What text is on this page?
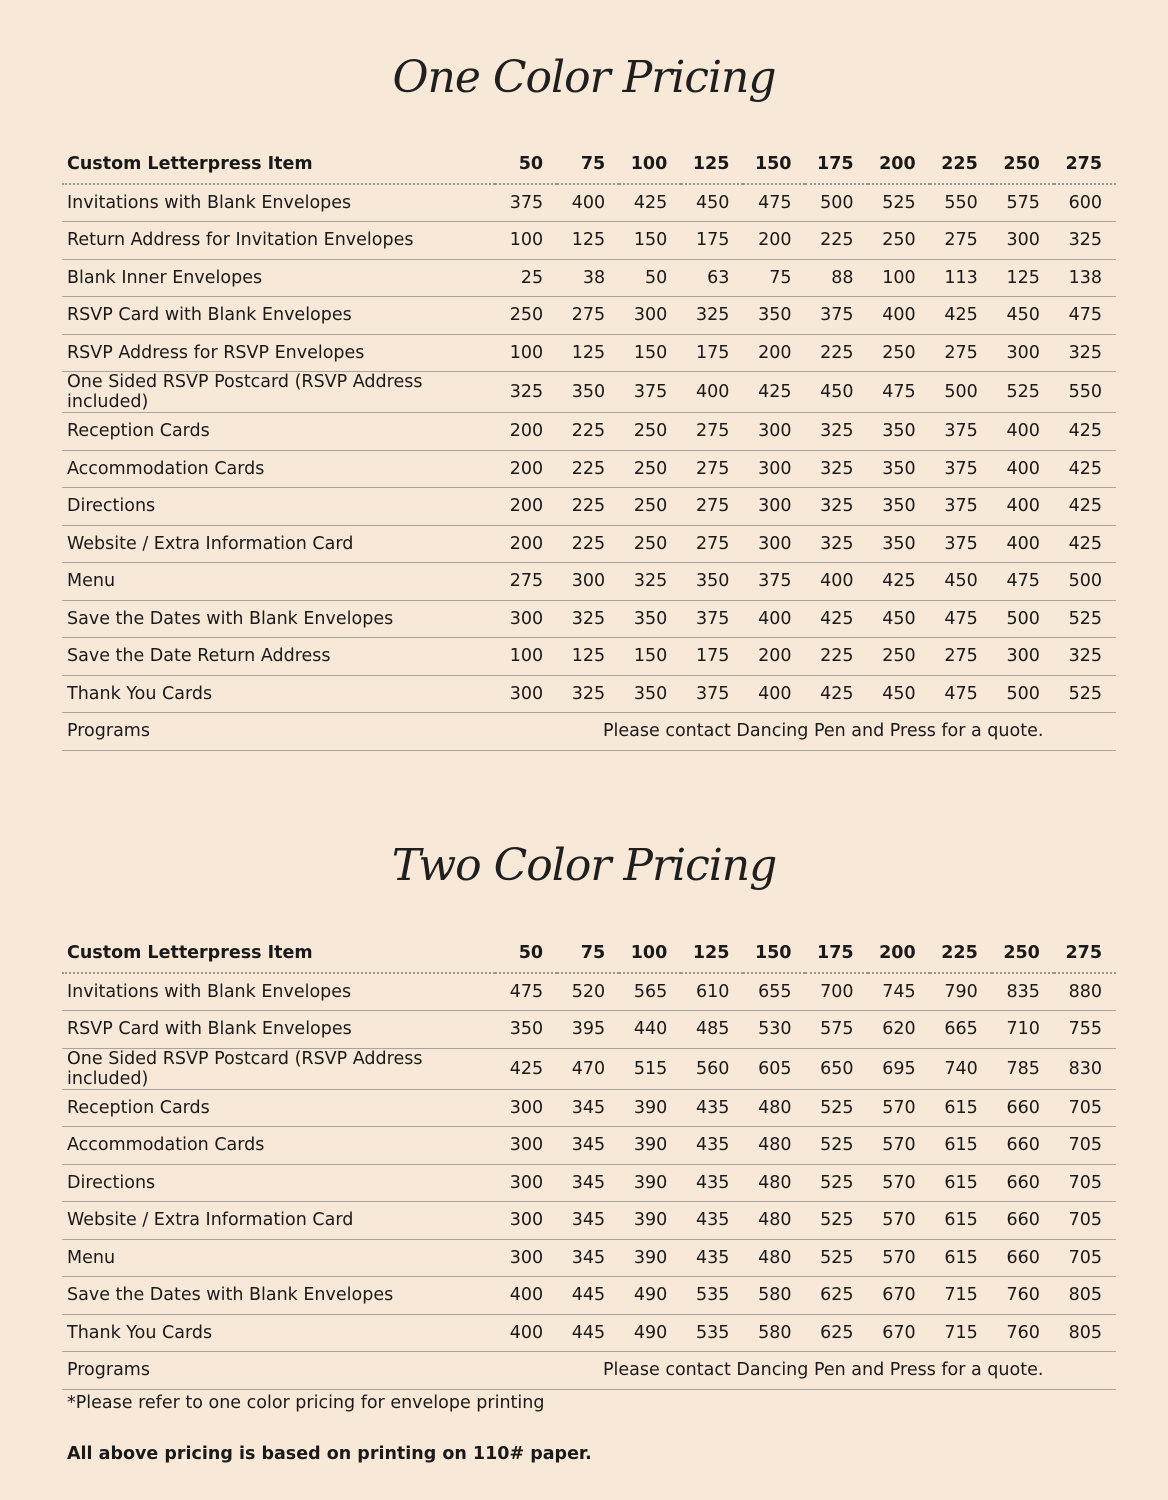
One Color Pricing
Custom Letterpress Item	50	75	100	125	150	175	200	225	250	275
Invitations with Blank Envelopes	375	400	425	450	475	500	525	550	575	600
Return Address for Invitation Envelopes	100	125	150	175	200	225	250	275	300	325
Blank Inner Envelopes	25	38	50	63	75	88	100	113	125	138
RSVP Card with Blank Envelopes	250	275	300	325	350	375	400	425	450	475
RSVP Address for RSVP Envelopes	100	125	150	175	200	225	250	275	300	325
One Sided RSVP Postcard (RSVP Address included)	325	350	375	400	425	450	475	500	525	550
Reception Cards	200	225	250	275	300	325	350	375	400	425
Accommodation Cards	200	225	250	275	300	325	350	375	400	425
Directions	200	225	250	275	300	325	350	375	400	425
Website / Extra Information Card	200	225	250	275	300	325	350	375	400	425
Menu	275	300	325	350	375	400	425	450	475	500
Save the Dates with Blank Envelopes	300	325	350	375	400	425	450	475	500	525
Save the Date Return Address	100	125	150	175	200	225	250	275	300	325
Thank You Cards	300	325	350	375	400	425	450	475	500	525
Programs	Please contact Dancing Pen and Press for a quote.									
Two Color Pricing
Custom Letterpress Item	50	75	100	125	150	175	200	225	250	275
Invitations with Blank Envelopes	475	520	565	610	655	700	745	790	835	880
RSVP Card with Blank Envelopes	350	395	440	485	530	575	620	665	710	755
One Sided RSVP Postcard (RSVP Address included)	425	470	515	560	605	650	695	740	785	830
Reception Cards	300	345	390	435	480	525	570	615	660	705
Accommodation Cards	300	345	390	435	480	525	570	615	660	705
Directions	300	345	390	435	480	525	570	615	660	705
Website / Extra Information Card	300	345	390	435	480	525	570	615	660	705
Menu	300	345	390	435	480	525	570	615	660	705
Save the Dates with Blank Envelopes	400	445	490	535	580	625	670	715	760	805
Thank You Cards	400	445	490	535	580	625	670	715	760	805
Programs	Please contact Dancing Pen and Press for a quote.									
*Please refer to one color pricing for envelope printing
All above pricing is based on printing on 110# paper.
──────────
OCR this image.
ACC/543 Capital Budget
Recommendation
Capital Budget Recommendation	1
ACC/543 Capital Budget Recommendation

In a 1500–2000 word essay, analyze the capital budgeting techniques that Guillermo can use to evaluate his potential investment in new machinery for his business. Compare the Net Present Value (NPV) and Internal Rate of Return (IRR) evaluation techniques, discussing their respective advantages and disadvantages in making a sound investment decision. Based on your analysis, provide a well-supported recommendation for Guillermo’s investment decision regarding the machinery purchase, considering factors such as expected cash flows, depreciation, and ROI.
──────────
_Stated task_
Count every line bearing the word "this"; report the total only.

_Response below_
2